TASK REQUIREMENTS —
All the records that follow need to be reproduced exactly. Omit the images.

┌─ MATERIAL FOR THIS EXERCISE

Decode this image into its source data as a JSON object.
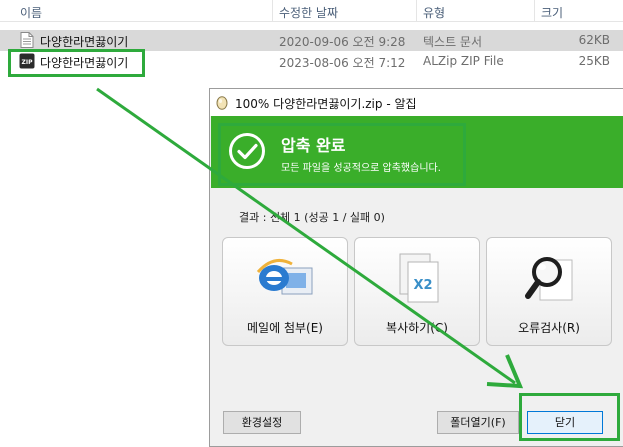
{
  "explorer": {
    "columns": {
      "name": "이름",
      "date": "수정한 날짜",
      "type": "유형",
      "size": "크기"
    },
    "files": [
      {
        "icon": "text-file-icon",
        "name": "다양한라면끓이기",
        "date": "2020-09-06 오전 9:28",
        "type": "텍스트 문서",
        "size": "62KB"
      },
      {
        "icon": "zip-file-icon",
        "icon_text": "ZIP",
        "name": "다양한라면끓이기",
        "date": "2023-08-06 오전 7:12",
        "type": "ALZip ZIP File",
        "size": "25KB"
      }
    ]
  },
  "dialog": {
    "title": "100% 다양한라면끓이기.zip - 알집",
    "banner": {
      "title": "압축 완료",
      "subtitle": "모든 파일을 성공적으로 압축했습니다.",
      "color": "#3aae2a"
    },
    "result": "결과 : 전체 1 (성공 1 / 실패 0)",
    "actions": [
      {
        "icon": "email-attach-icon",
        "label": "메일에 첨부(E)"
      },
      {
        "icon": "copy-x2-icon",
        "icon_text": "X2",
        "label": "복사하기(C)"
      },
      {
        "icon": "error-check-icon",
        "label": "오류검사(R)"
      }
    ],
    "buttons": {
      "settings": "환경설정",
      "open_folder": "폴더열기(F)",
      "close": "닫기"
    }
  },
  "annotation": {
    "color": "#2eaa3c"
  }
}
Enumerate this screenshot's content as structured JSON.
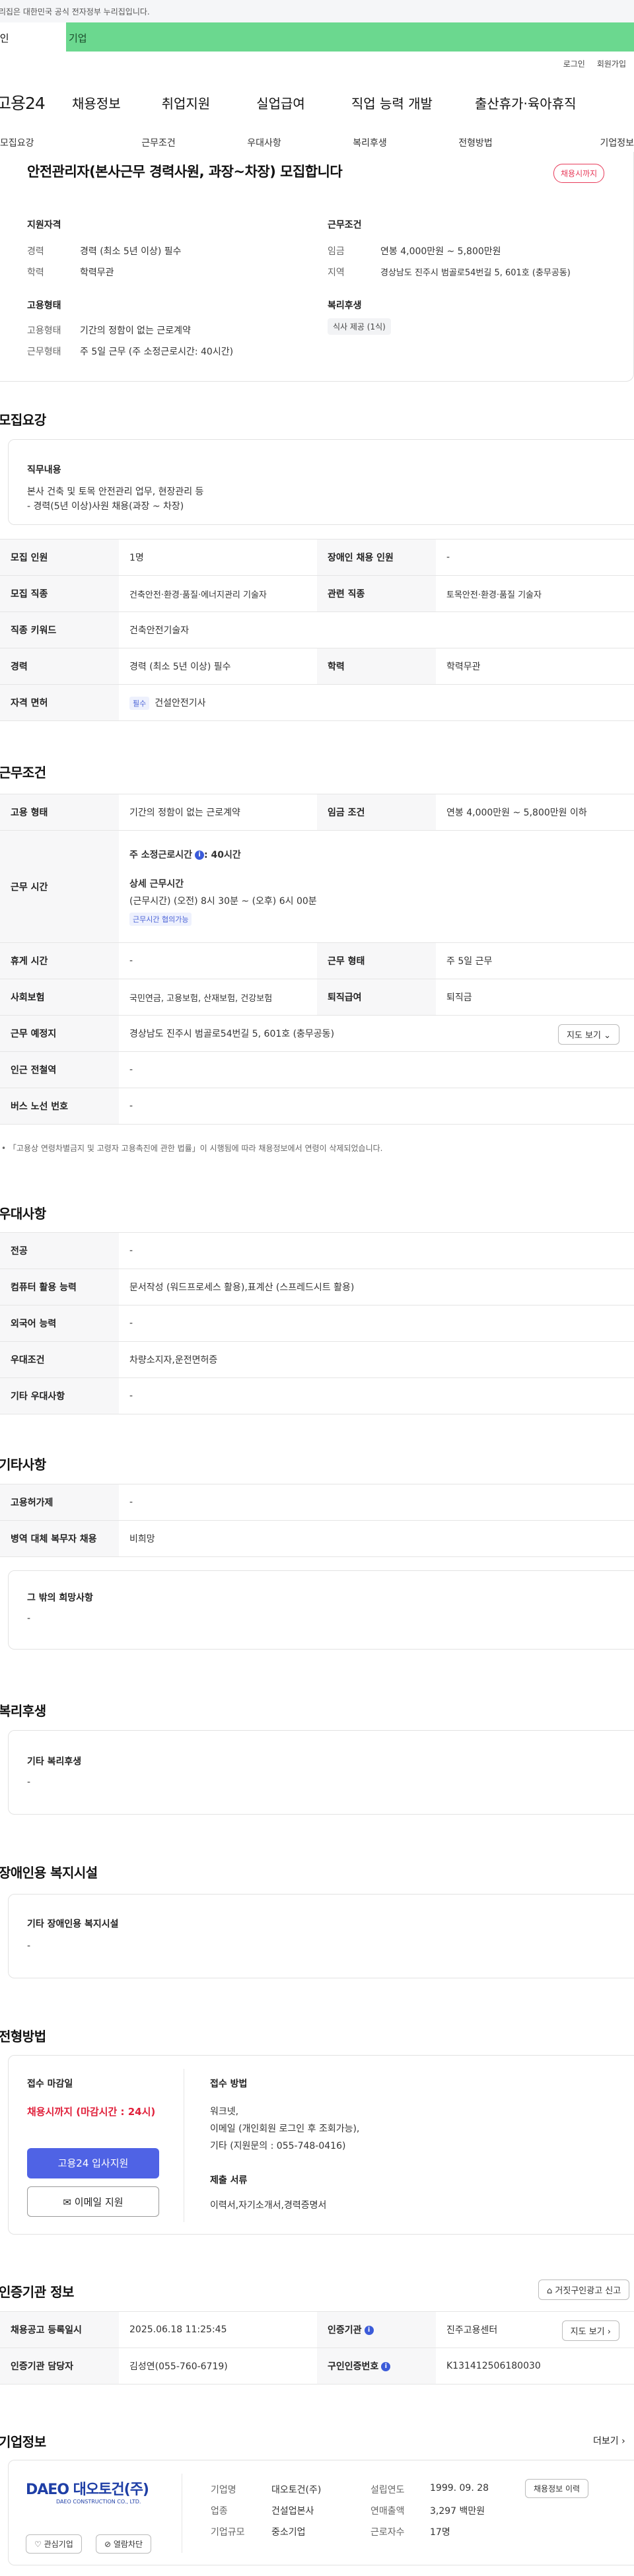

└─

PROBLEM SOLUTION —
Decode this image into its source data as a JSON object.
{
  "explorer": {
    "columns": {
      "name": "이름",
      "date": "수정한 날짜",
      "type": "유형",
      "size": "크기"
    },
    "files": [
      {
        "icon": "text-file-icon",
        "name": "다양한라면끓이기",
        "date": "2020-09-06 오전 9:28",
        "type": "텍스트 문서",
        "size": "62KB"
      },
      {
        "icon": "zip-file-icon",
        "icon_text": "ZIP",
        "name": "다양한라면끓이기",
        "date": "2023-08-06 오전 7:12",
        "type": "ALZip ZIP File",
        "size": "25KB"
      }
    ]
  },
  "dialog": {
    "title": "100% 다양한라면끓이기.zip - 알집",
    "banner": {
      "title": "압축 완료",
      "subtitle": "모든 파일을 성공적으로 압축했습니다.",
      "color": "#3aae2a"
    },
    "result": "결과 : 전체 1 (성공 1 / 실패 0)",
    "actions": [
      {
        "icon": "email-attach-icon",
        "label": "메일에 첨부(E)"
      },
      {
        "icon": "copy-x2-icon",
        "icon_text": "X2",
        "label": "복사하기(C)"
      },
      {
        "icon": "error-check-icon",
        "label": "오류검사(R)"
      }
    ],
    "buttons": {
      "settings": "환경설정",
      "open_folder": "폴더열기(F)",
      "close": "닫기"
    }
  },
  "annotation": {
    "color": "#2eaa3c"
  }
}
Enumerate this screenshot's content as structured JSON.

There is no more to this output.